(Stored data)
★ ★ ★
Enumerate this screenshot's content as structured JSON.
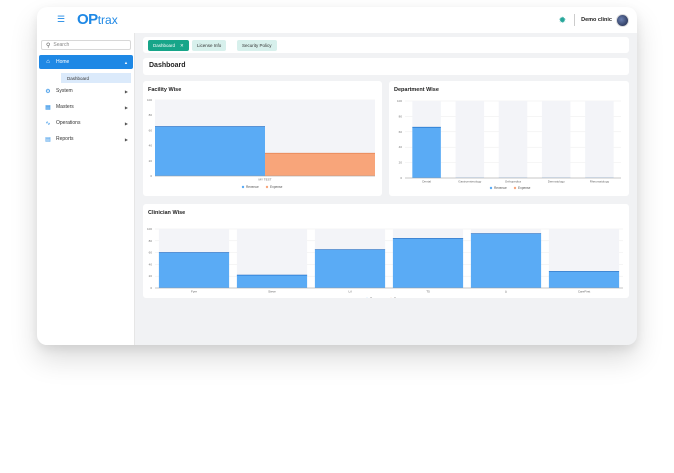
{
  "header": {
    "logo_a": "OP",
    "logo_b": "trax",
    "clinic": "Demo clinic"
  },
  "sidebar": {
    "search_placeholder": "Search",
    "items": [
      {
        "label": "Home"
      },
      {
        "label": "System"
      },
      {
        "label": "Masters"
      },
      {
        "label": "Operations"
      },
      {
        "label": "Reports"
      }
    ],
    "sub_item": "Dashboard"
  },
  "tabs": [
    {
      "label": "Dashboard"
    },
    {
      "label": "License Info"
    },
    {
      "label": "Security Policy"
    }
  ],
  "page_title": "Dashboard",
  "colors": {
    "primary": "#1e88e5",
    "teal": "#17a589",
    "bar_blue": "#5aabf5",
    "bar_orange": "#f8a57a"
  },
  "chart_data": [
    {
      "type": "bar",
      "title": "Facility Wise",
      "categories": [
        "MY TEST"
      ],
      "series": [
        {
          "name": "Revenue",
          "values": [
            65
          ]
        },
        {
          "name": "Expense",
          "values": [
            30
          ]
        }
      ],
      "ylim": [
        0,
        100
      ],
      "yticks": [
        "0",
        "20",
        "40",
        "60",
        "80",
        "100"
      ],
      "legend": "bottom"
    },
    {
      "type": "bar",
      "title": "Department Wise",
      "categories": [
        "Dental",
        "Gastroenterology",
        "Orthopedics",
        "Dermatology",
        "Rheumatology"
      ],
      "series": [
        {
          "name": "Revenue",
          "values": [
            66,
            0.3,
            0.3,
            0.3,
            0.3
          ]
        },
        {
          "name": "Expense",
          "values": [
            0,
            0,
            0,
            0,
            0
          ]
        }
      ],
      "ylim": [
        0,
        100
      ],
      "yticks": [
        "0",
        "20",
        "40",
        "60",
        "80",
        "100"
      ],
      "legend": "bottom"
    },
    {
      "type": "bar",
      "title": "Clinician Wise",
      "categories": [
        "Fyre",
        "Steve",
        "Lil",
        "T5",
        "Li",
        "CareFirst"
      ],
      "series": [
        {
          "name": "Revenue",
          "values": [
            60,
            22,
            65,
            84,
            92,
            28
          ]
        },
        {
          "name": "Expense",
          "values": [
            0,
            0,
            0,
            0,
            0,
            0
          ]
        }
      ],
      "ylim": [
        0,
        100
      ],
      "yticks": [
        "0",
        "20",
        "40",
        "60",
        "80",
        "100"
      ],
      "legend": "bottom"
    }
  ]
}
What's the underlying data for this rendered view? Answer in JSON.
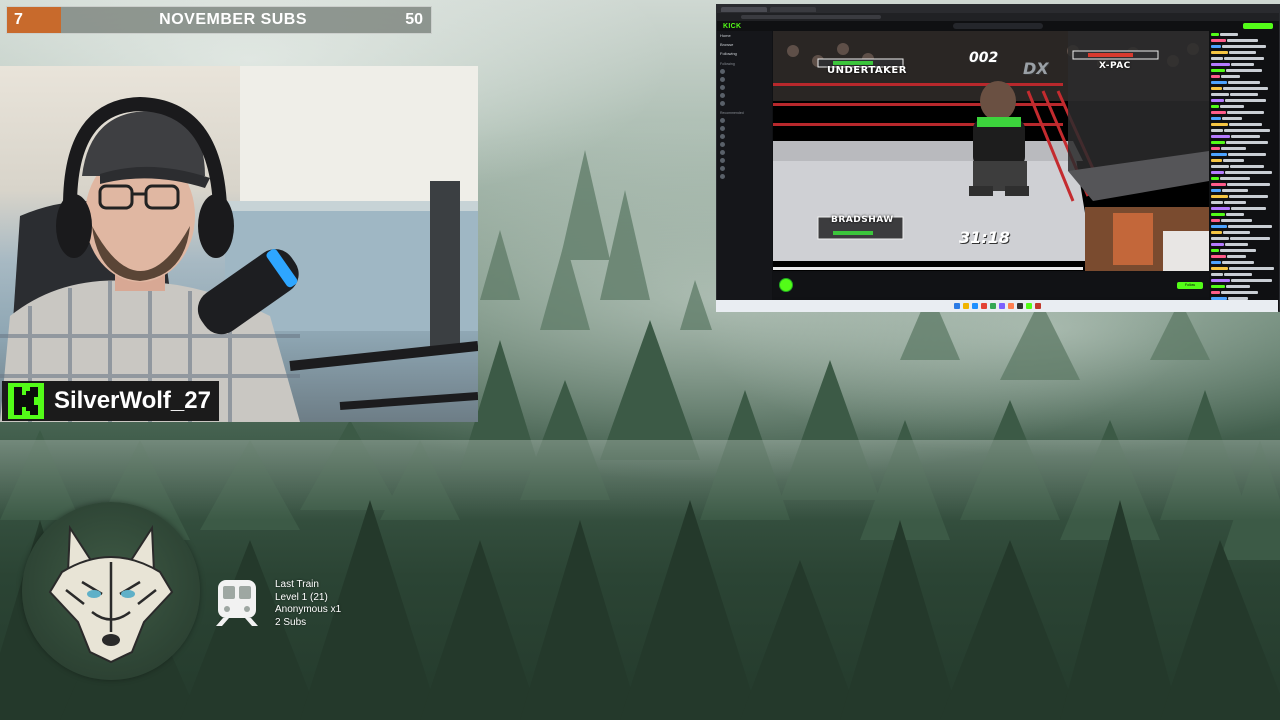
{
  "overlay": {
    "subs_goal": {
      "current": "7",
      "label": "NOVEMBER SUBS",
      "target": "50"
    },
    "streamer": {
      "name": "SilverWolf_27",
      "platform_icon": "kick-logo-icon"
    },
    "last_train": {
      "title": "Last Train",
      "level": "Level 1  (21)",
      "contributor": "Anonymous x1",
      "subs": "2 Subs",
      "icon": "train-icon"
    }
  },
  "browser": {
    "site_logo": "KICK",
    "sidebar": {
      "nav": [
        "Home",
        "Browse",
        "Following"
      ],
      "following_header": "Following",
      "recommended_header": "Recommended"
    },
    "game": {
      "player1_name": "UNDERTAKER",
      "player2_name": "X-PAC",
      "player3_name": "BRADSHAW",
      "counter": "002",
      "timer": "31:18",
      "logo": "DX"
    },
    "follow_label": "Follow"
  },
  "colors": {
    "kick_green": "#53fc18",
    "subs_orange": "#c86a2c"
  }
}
★ ★ ★
# What to produce
In your copy of the records, include no pictures; repeat everything else exactly.

# Result for this task
Enumerate this screenshot's content as structured JSON.
{
  "header": {
    "logo_a": "OP",
    "logo_b": "trax",
    "clinic": "Demo clinic"
  },
  "sidebar": {
    "search_placeholder": "Search",
    "items": [
      {
        "label": "Home"
      },
      {
        "label": "System"
      },
      {
        "label": "Masters"
      },
      {
        "label": "Operations"
      },
      {
        "label": "Reports"
      }
    ],
    "sub_item": "Dashboard"
  },
  "tabs": [
    {
      "label": "Dashboard"
    },
    {
      "label": "License Info"
    },
    {
      "label": "Security Policy"
    }
  ],
  "page_title": "Dashboard",
  "colors": {
    "primary": "#1e88e5",
    "teal": "#17a589",
    "bar_blue": "#5aabf5",
    "bar_orange": "#f8a57a"
  },
  "chart_data": [
    {
      "type": "bar",
      "title": "Facility Wise",
      "categories": [
        "MY TEST"
      ],
      "series": [
        {
          "name": "Revenue",
          "values": [
            65
          ]
        },
        {
          "name": "Expense",
          "values": [
            30
          ]
        }
      ],
      "ylim": [
        0,
        100
      ],
      "yticks": [
        "0",
        "20",
        "40",
        "60",
        "80",
        "100"
      ],
      "legend": "bottom"
    },
    {
      "type": "bar",
      "title": "Department Wise",
      "categories": [
        "Dental",
        "Gastroenterology",
        "Orthopedics",
        "Dermatology",
        "Rheumatology"
      ],
      "series": [
        {
          "name": "Revenue",
          "values": [
            66,
            0.3,
            0.3,
            0.3,
            0.3
          ]
        },
        {
          "name": "Expense",
          "values": [
            0,
            0,
            0,
            0,
            0
          ]
        }
      ],
      "ylim": [
        0,
        100
      ],
      "yticks": [
        "0",
        "20",
        "40",
        "60",
        "80",
        "100"
      ],
      "legend": "bottom"
    },
    {
      "type": "bar",
      "title": "Clinician Wise",
      "categories": [
        "Fyre",
        "Steve",
        "Lil",
        "T5",
        "Li",
        "CareFirst"
      ],
      "series": [
        {
          "name": "Revenue",
          "values": [
            60,
            22,
            65,
            84,
            92,
            28
          ]
        },
        {
          "name": "Expense",
          "values": [
            0,
            0,
            0,
            0,
            0,
            0
          ]
        }
      ],
      "ylim": [
        0,
        100
      ],
      "yticks": [
        "0",
        "20",
        "40",
        "60",
        "80",
        "100"
      ],
      "legend": "bottom"
    }
  ]
}
What's the underlying data for this rendered view? Answer in JSON.
{
  "overlay": {
    "subs_goal": {
      "current": "7",
      "label": "NOVEMBER SUBS",
      "target": "50"
    },
    "streamer": {
      "name": "SilverWolf_27",
      "platform_icon": "kick-logo-icon"
    },
    "last_train": {
      "title": "Last Train",
      "level": "Level 1  (21)",
      "contributor": "Anonymous x1",
      "subs": "2 Subs",
      "icon": "train-icon"
    }
  },
  "browser": {
    "site_logo": "KICK",
    "sidebar": {
      "nav": [
        "Home",
        "Browse",
        "Following"
      ],
      "following_header": "Following",
      "recommended_header": "Recommended"
    },
    "game": {
      "player1_name": "UNDERTAKER",
      "player2_name": "X-PAC",
      "player3_name": "BRADSHAW",
      "counter": "002",
      "timer": "31:18",
      "logo": "DX"
    },
    "follow_label": "Follow"
  },
  "colors": {
    "kick_green": "#53fc18",
    "subs_orange": "#c86a2c"
  }
}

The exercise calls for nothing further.